Data section —
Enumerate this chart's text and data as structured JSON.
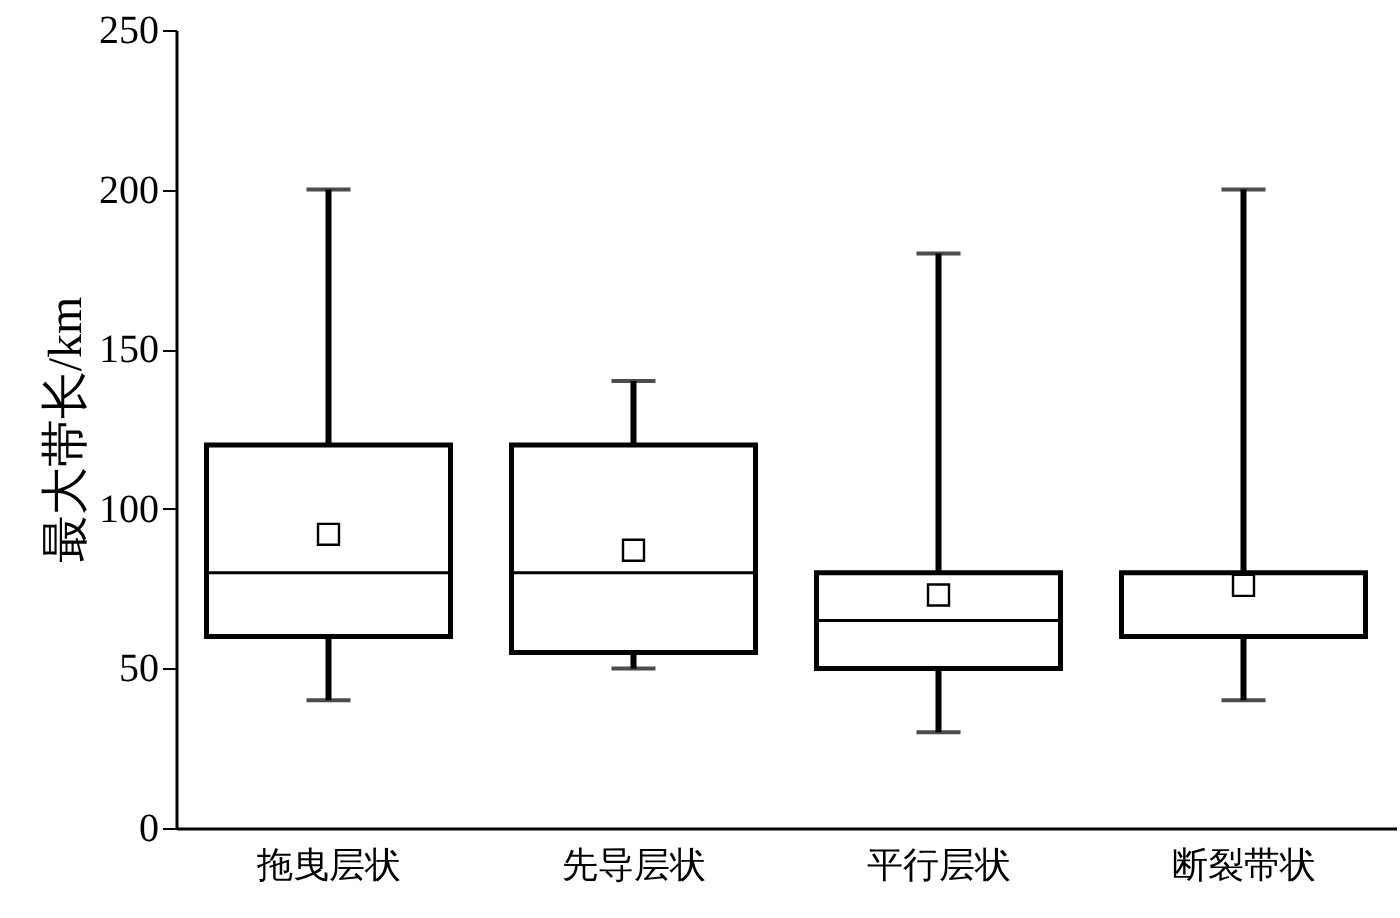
{
  "chart_data": {
    "type": "box",
    "ylabel": "最大带长/km",
    "categories": [
      "拖曳层状",
      "先导层状",
      "平行层状",
      "断裂带状"
    ],
    "boxes": [
      {
        "low": 40,
        "q1": 60,
        "median": 80,
        "q3": 120,
        "high": 200,
        "mean": 92
      },
      {
        "low": 50,
        "q1": 55,
        "median": 80,
        "q3": 120,
        "high": 140,
        "mean": 87
      },
      {
        "low": 30,
        "q1": 50,
        "median": 65,
        "q3": 80,
        "high": 180,
        "mean": 73
      },
      {
        "low": 40,
        "q1": 60,
        "median": 80,
        "q3": 80,
        "high": 200,
        "mean": 76
      }
    ],
    "ylim": [
      0,
      250
    ],
    "yticks": [
      0,
      50,
      100,
      150,
      200,
      250
    ],
    "grid": false
  }
}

What to produce —
Omitting all images, print the listing exactly.

Solution for this task —
Enumerate this chart's text and data as structured JSON.
{
  "chart_data": {
    "type": "box",
    "ylabel": "最大带长/km",
    "categories": [
      "拖曳层状",
      "先导层状",
      "平行层状",
      "断裂带状"
    ],
    "boxes": [
      {
        "low": 40,
        "q1": 60,
        "median": 80,
        "q3": 120,
        "high": 200,
        "mean": 92
      },
      {
        "low": 50,
        "q1": 55,
        "median": 80,
        "q3": 120,
        "high": 140,
        "mean": 87
      },
      {
        "low": 30,
        "q1": 50,
        "median": 65,
        "q3": 80,
        "high": 180,
        "mean": 73
      },
      {
        "low": 40,
        "q1": 60,
        "median": 80,
        "q3": 80,
        "high": 200,
        "mean": 76
      }
    ],
    "ylim": [
      0,
      250
    ],
    "yticks": [
      0,
      50,
      100,
      150,
      200,
      250
    ],
    "grid": false
  }
}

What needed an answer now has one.